In the entries, find all lines that hold the word "pupa" and copy them.

--- Start STORED ROWS ---

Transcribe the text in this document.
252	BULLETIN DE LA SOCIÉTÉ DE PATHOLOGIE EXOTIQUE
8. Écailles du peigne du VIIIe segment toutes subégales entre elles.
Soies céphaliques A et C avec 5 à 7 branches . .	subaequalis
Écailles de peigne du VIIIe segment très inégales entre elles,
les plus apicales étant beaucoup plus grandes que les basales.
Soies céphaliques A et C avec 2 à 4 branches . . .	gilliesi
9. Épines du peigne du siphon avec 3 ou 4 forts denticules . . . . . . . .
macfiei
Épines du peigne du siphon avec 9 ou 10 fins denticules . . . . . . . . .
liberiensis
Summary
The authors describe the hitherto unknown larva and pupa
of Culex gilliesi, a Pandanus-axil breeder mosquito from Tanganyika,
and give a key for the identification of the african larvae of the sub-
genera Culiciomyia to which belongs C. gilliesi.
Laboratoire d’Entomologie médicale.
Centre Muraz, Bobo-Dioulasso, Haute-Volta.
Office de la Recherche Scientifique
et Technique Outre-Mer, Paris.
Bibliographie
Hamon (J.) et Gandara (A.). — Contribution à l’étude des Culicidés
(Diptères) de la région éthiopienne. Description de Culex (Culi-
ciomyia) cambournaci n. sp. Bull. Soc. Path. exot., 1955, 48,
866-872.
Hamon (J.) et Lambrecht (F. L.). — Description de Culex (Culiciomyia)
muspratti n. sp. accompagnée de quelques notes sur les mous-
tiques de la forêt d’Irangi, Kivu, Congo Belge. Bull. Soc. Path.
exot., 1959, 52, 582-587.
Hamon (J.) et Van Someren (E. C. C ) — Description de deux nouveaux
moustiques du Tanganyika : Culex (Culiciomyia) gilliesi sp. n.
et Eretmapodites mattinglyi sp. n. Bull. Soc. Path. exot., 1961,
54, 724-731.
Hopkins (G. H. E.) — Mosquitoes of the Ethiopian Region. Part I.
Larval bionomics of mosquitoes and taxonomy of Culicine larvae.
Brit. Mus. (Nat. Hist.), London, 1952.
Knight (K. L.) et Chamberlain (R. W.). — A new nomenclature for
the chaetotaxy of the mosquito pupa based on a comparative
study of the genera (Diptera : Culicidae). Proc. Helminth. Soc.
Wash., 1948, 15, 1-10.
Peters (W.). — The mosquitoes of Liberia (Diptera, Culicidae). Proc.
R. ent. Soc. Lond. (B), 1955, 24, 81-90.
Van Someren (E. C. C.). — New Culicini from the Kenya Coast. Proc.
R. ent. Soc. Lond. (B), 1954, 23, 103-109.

--- End STORED ROWS ---
--- Start STORED ROWS ---

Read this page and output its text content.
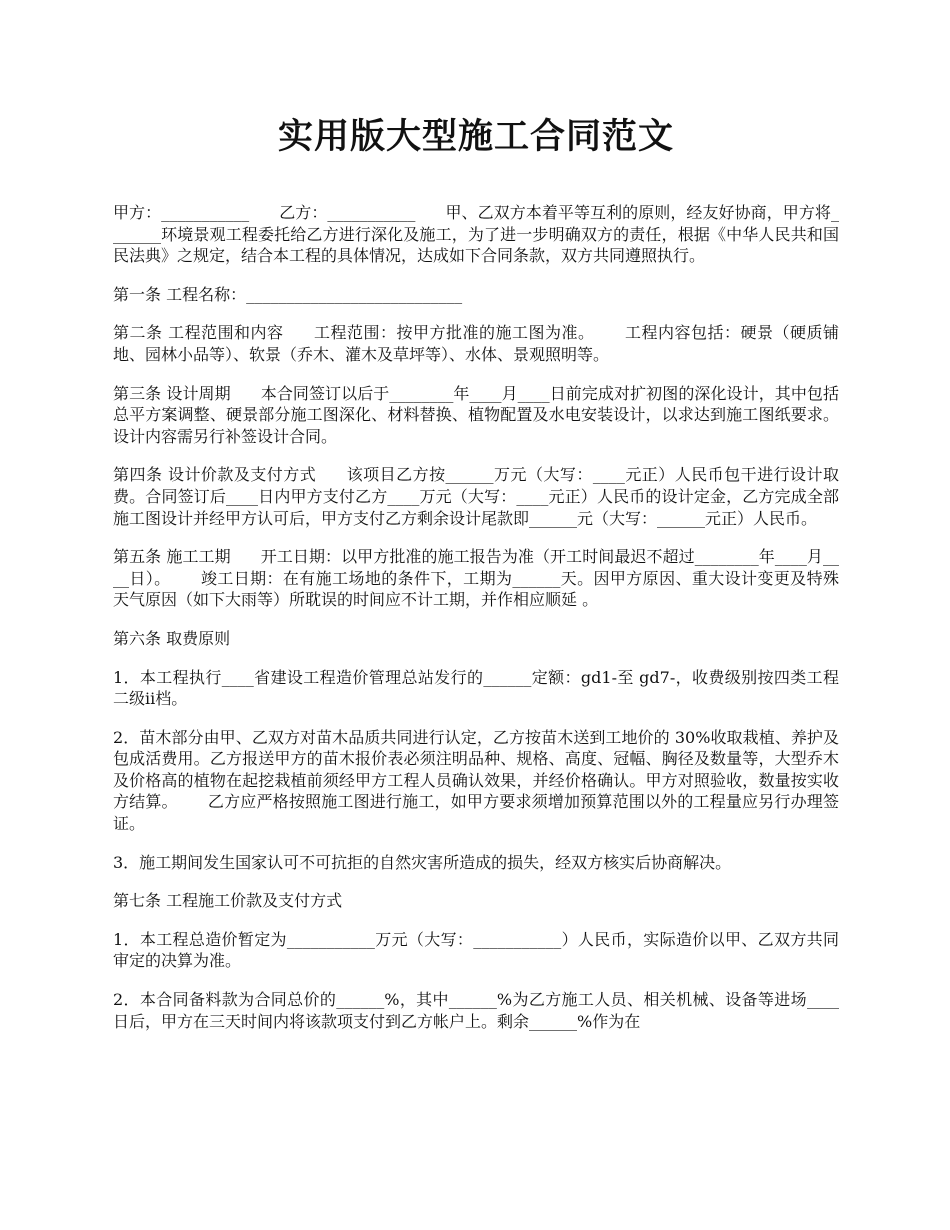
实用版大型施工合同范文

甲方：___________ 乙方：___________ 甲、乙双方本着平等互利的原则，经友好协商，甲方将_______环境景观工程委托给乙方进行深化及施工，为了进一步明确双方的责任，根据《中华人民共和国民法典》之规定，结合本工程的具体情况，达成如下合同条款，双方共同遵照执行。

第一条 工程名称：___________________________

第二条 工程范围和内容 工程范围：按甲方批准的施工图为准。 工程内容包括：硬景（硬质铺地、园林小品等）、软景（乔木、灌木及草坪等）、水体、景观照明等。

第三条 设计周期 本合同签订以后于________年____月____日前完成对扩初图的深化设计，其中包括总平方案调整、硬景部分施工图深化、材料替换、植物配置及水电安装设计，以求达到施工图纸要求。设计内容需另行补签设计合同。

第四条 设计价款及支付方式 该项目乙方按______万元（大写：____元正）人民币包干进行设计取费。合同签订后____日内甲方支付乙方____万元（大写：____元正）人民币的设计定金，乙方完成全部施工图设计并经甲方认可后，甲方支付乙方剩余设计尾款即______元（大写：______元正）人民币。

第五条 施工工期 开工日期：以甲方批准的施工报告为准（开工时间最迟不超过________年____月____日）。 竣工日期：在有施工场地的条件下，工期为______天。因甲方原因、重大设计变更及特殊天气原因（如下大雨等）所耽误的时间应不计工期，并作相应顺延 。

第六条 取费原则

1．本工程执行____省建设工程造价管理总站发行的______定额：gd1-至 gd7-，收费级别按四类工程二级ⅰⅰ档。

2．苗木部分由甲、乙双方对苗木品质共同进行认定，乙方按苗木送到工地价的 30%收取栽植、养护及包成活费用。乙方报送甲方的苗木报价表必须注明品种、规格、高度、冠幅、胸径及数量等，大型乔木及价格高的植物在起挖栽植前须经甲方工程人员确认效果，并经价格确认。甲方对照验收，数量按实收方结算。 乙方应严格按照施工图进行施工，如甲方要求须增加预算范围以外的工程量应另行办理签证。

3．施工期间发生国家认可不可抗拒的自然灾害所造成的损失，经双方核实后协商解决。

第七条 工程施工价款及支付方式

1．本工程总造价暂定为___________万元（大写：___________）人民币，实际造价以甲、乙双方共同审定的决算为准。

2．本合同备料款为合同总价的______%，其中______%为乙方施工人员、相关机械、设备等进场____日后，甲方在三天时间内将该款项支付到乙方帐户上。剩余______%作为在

--- End STORED ROWS ---

- **RESULT OF THE EXERCISE**
The authors describe the hitherto unknown larva and pupa
the chaetotaxy of the mosquito pupa based on a comparative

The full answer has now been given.